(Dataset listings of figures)

---

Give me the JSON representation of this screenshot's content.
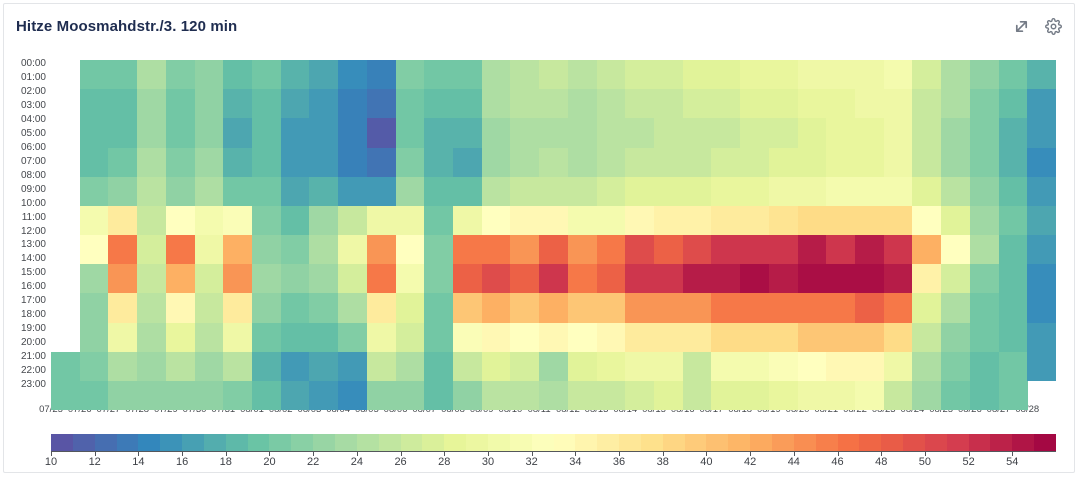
{
  "panel": {
    "title": "Hitze Moosmahdstr./3. 120 min"
  },
  "icons": [
    {
      "name": "expand-icon"
    },
    {
      "name": "gear-icon"
    }
  ],
  "chart_data": {
    "type": "heatmap",
    "title": "Hitze Moosmahdstr./3. 120 min",
    "bucket_minutes": 120,
    "xlabel": "",
    "ylabel": "",
    "y_hour_labels": [
      "00:00",
      "01:00",
      "02:00",
      "03:00",
      "04:00",
      "05:00",
      "06:00",
      "07:00",
      "08:00",
      "09:00",
      "10:00",
      "11:00",
      "12:00",
      "13:00",
      "14:00",
      "15:00",
      "16:00",
      "17:00",
      "18:00",
      "19:00",
      "20:00",
      "21:00",
      "22:00",
      "23:00"
    ],
    "x_dates": [
      "07/25",
      "07/26",
      "07/27",
      "07/28",
      "07/29",
      "07/30",
      "07/31",
      "08/01",
      "08/02",
      "08/03",
      "08/04",
      "08/05",
      "08/06",
      "08/07",
      "08/08",
      "08/09",
      "08/10",
      "08/11",
      "08/12",
      "08/13",
      "08/14",
      "08/15",
      "08/16",
      "08/17",
      "08/18",
      "08/19",
      "08/20",
      "08/21",
      "08/22",
      "08/23",
      "08/24",
      "08/25",
      "08/26",
      "08/27",
      "08/28"
    ],
    "row_start_hours": [
      0,
      2,
      4,
      6,
      8,
      10,
      12,
      14,
      16,
      18,
      20,
      22
    ],
    "columns": [
      [
        null,
        null,
        null,
        null,
        null,
        null,
        null,
        null,
        null,
        null,
        20,
        20
      ],
      [
        20,
        19,
        19,
        19,
        21,
        31,
        33,
        23,
        22,
        22,
        21,
        20
      ],
      [
        20,
        19,
        19,
        20,
        22,
        36,
        46,
        44,
        36,
        30,
        24,
        22
      ],
      [
        24,
        23,
        23,
        24,
        25,
        26,
        27,
        26,
        25,
        24,
        23,
        22
      ],
      [
        21,
        20,
        20,
        21,
        22,
        33,
        46,
        42,
        34,
        29,
        25,
        22
      ],
      [
        22,
        22,
        22,
        23,
        24,
        31,
        30,
        27,
        26,
        25,
        23,
        22
      ],
      [
        19,
        18,
        17,
        18,
        20,
        32,
        42,
        44,
        36,
        30,
        25,
        21
      ],
      [
        20,
        19,
        19,
        19,
        20,
        21,
        22,
        23,
        22,
        20,
        18,
        19
      ],
      [
        18,
        17,
        16,
        16,
        17,
        19,
        21,
        22,
        20,
        19,
        16,
        17
      ],
      [
        17,
        16,
        16,
        16,
        18,
        23,
        24,
        23,
        21,
        19,
        17,
        16
      ],
      [
        15,
        14,
        14,
        14,
        16,
        26,
        30,
        27,
        24,
        21,
        16,
        15
      ],
      [
        14,
        13,
        11,
        13,
        16,
        30,
        44,
        46,
        36,
        30,
        26,
        22
      ],
      [
        21,
        20,
        20,
        21,
        23,
        30,
        33,
        31,
        28,
        27,
        24,
        22
      ],
      [
        20,
        19,
        18,
        18,
        19,
        20,
        21,
        21,
        20,
        20,
        19,
        19
      ],
      [
        20,
        19,
        18,
        17,
        19,
        30,
        46,
        48,
        40,
        32,
        26,
        22
      ],
      [
        24,
        24,
        23,
        23,
        25,
        33,
        46,
        50,
        42,
        34,
        28,
        25
      ],
      [
        25,
        25,
        24,
        24,
        26,
        34,
        44,
        48,
        40,
        33,
        27,
        25
      ],
      [
        26,
        25,
        24,
        25,
        26,
        34,
        48,
        52,
        42,
        34,
        23,
        24
      ],
      [
        25,
        24,
        24,
        24,
        26,
        31,
        44,
        46,
        40,
        33,
        28,
        26
      ],
      [
        26,
        25,
        25,
        25,
        27,
        31,
        46,
        48,
        40,
        34,
        29,
        26
      ],
      [
        27,
        26,
        25,
        26,
        28,
        34,
        50,
        52,
        44,
        36,
        30,
        27
      ],
      [
        27,
        26,
        26,
        26,
        28,
        35,
        48,
        52,
        44,
        36,
        30,
        28
      ],
      [
        28,
        27,
        26,
        26,
        28,
        35,
        50,
        54,
        44,
        36,
        26,
        26
      ],
      [
        28,
        27,
        26,
        27,
        29,
        36,
        52,
        54,
        46,
        38,
        31,
        28
      ],
      [
        29,
        28,
        27,
        27,
        29,
        36,
        52,
        55,
        46,
        38,
        31,
        28
      ],
      [
        29,
        28,
        27,
        28,
        30,
        37,
        52,
        54,
        46,
        38,
        32,
        29
      ],
      [
        30,
        29,
        28,
        28,
        30,
        38,
        54,
        55,
        46,
        40,
        33,
        30
      ],
      [
        30,
        29,
        29,
        29,
        31,
        38,
        52,
        55,
        46,
        40,
        34,
        30
      ],
      [
        30,
        30,
        29,
        29,
        31,
        38,
        54,
        55,
        48,
        40,
        34,
        31
      ],
      [
        31,
        30,
        30,
        30,
        31,
        38,
        52,
        54,
        46,
        38,
        30,
        26
      ],
      [
        27,
        26,
        26,
        26,
        28,
        33,
        42,
        35,
        28,
        26,
        24,
        23
      ],
      [
        24,
        24,
        23,
        23,
        25,
        28,
        33,
        27,
        24,
        22,
        21,
        20
      ],
      [
        22,
        21,
        21,
        21,
        22,
        23,
        24,
        21,
        20,
        20,
        19,
        19
      ],
      [
        20,
        19,
        18,
        18,
        19,
        20,
        19,
        19,
        19,
        19,
        20,
        20
      ],
      [
        18,
        16,
        16,
        15,
        16,
        17,
        16,
        15,
        15,
        16,
        16,
        null
      ]
    ],
    "colorbar": {
      "min": 10,
      "max": 56,
      "ticks": [
        10,
        12,
        14,
        16,
        18,
        20,
        22,
        24,
        26,
        28,
        30,
        32,
        34,
        36,
        38,
        40,
        42,
        44,
        46,
        48,
        50,
        52,
        54
      ],
      "palette_stops": [
        "#5e4fa2",
        "#3288bd",
        "#66c2a5",
        "#abdda4",
        "#e6f598",
        "#ffffbf",
        "#fee08b",
        "#fdae61",
        "#f46d43",
        "#d53e4f",
        "#9e0142"
      ],
      "segments": 46
    },
    "legend_position": "bottom",
    "grid": false
  }
}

---

__Task to complete__:
Leave images out of the retyped records; keep all else exact.

__Correct answer__:
Give me the JSON representation of this screenshot's content.
{
  "panel": {
    "title": "Hitze Moosmahdstr./3. 120 min"
  },
  "icons": [
    {
      "name": "expand-icon"
    },
    {
      "name": "gear-icon"
    }
  ],
  "chart_data": {
    "type": "heatmap",
    "title": "Hitze Moosmahdstr./3. 120 min",
    "bucket_minutes": 120,
    "xlabel": "",
    "ylabel": "",
    "y_hour_labels": [
      "00:00",
      "01:00",
      "02:00",
      "03:00",
      "04:00",
      "05:00",
      "06:00",
      "07:00",
      "08:00",
      "09:00",
      "10:00",
      "11:00",
      "12:00",
      "13:00",
      "14:00",
      "15:00",
      "16:00",
      "17:00",
      "18:00",
      "19:00",
      "20:00",
      "21:00",
      "22:00",
      "23:00"
    ],
    "x_dates": [
      "07/25",
      "07/26",
      "07/27",
      "07/28",
      "07/29",
      "07/30",
      "07/31",
      "08/01",
      "08/02",
      "08/03",
      "08/04",
      "08/05",
      "08/06",
      "08/07",
      "08/08",
      "08/09",
      "08/10",
      "08/11",
      "08/12",
      "08/13",
      "08/14",
      "08/15",
      "08/16",
      "08/17",
      "08/18",
      "08/19",
      "08/20",
      "08/21",
      "08/22",
      "08/23",
      "08/24",
      "08/25",
      "08/26",
      "08/27",
      "08/28"
    ],
    "row_start_hours": [
      0,
      2,
      4,
      6,
      8,
      10,
      12,
      14,
      16,
      18,
      20,
      22
    ],
    "columns": [
      [
        null,
        null,
        null,
        null,
        null,
        null,
        null,
        null,
        null,
        null,
        20,
        20
      ],
      [
        20,
        19,
        19,
        19,
        21,
        31,
        33,
        23,
        22,
        22,
        21,
        20
      ],
      [
        20,
        19,
        19,
        20,
        22,
        36,
        46,
        44,
        36,
        30,
        24,
        22
      ],
      [
        24,
        23,
        23,
        24,
        25,
        26,
        27,
        26,
        25,
        24,
        23,
        22
      ],
      [
        21,
        20,
        20,
        21,
        22,
        33,
        46,
        42,
        34,
        29,
        25,
        22
      ],
      [
        22,
        22,
        22,
        23,
        24,
        31,
        30,
        27,
        26,
        25,
        23,
        22
      ],
      [
        19,
        18,
        17,
        18,
        20,
        32,
        42,
        44,
        36,
        30,
        25,
        21
      ],
      [
        20,
        19,
        19,
        19,
        20,
        21,
        22,
        23,
        22,
        20,
        18,
        19
      ],
      [
        18,
        17,
        16,
        16,
        17,
        19,
        21,
        22,
        20,
        19,
        16,
        17
      ],
      [
        17,
        16,
        16,
        16,
        18,
        23,
        24,
        23,
        21,
        19,
        17,
        16
      ],
      [
        15,
        14,
        14,
        14,
        16,
        26,
        30,
        27,
        24,
        21,
        16,
        15
      ],
      [
        14,
        13,
        11,
        13,
        16,
        30,
        44,
        46,
        36,
        30,
        26,
        22
      ],
      [
        21,
        20,
        20,
        21,
        23,
        30,
        33,
        31,
        28,
        27,
        24,
        22
      ],
      [
        20,
        19,
        18,
        18,
        19,
        20,
        21,
        21,
        20,
        20,
        19,
        19
      ],
      [
        20,
        19,
        18,
        17,
        19,
        30,
        46,
        48,
        40,
        32,
        26,
        22
      ],
      [
        24,
        24,
        23,
        23,
        25,
        33,
        46,
        50,
        42,
        34,
        28,
        25
      ],
      [
        25,
        25,
        24,
        24,
        26,
        34,
        44,
        48,
        40,
        33,
        27,
        25
      ],
      [
        26,
        25,
        24,
        25,
        26,
        34,
        48,
        52,
        42,
        34,
        23,
        24
      ],
      [
        25,
        24,
        24,
        24,
        26,
        31,
        44,
        46,
        40,
        33,
        28,
        26
      ],
      [
        26,
        25,
        25,
        25,
        27,
        31,
        46,
        48,
        40,
        34,
        29,
        26
      ],
      [
        27,
        26,
        25,
        26,
        28,
        34,
        50,
        52,
        44,
        36,
        30,
        27
      ],
      [
        27,
        26,
        26,
        26,
        28,
        35,
        48,
        52,
        44,
        36,
        30,
        28
      ],
      [
        28,
        27,
        26,
        26,
        28,
        35,
        50,
        54,
        44,
        36,
        26,
        26
      ],
      [
        28,
        27,
        26,
        27,
        29,
        36,
        52,
        54,
        46,
        38,
        31,
        28
      ],
      [
        29,
        28,
        27,
        27,
        29,
        36,
        52,
        55,
        46,
        38,
        31,
        28
      ],
      [
        29,
        28,
        27,
        28,
        30,
        37,
        52,
        54,
        46,
        38,
        32,
        29
      ],
      [
        30,
        29,
        28,
        28,
        30,
        38,
        54,
        55,
        46,
        40,
        33,
        30
      ],
      [
        30,
        29,
        29,
        29,
        31,
        38,
        52,
        55,
        46,
        40,
        34,
        30
      ],
      [
        30,
        30,
        29,
        29,
        31,
        38,
        54,
        55,
        48,
        40,
        34,
        31
      ],
      [
        31,
        30,
        30,
        30,
        31,
        38,
        52,
        54,
        46,
        38,
        30,
        26
      ],
      [
        27,
        26,
        26,
        26,
        28,
        33,
        42,
        35,
        28,
        26,
        24,
        23
      ],
      [
        24,
        24,
        23,
        23,
        25,
        28,
        33,
        27,
        24,
        22,
        21,
        20
      ],
      [
        22,
        21,
        21,
        21,
        22,
        23,
        24,
        21,
        20,
        20,
        19,
        19
      ],
      [
        20,
        19,
        18,
        18,
        19,
        20,
        19,
        19,
        19,
        19,
        20,
        20
      ],
      [
        18,
        16,
        16,
        15,
        16,
        17,
        16,
        15,
        15,
        16,
        16,
        null
      ]
    ],
    "colorbar": {
      "min": 10,
      "max": 56,
      "ticks": [
        10,
        12,
        14,
        16,
        18,
        20,
        22,
        24,
        26,
        28,
        30,
        32,
        34,
        36,
        38,
        40,
        42,
        44,
        46,
        48,
        50,
        52,
        54
      ],
      "palette_stops": [
        "#5e4fa2",
        "#3288bd",
        "#66c2a5",
        "#abdda4",
        "#e6f598",
        "#ffffbf",
        "#fee08b",
        "#fdae61",
        "#f46d43",
        "#d53e4f",
        "#9e0142"
      ],
      "segments": 46
    },
    "legend_position": "bottom",
    "grid": false
  }
}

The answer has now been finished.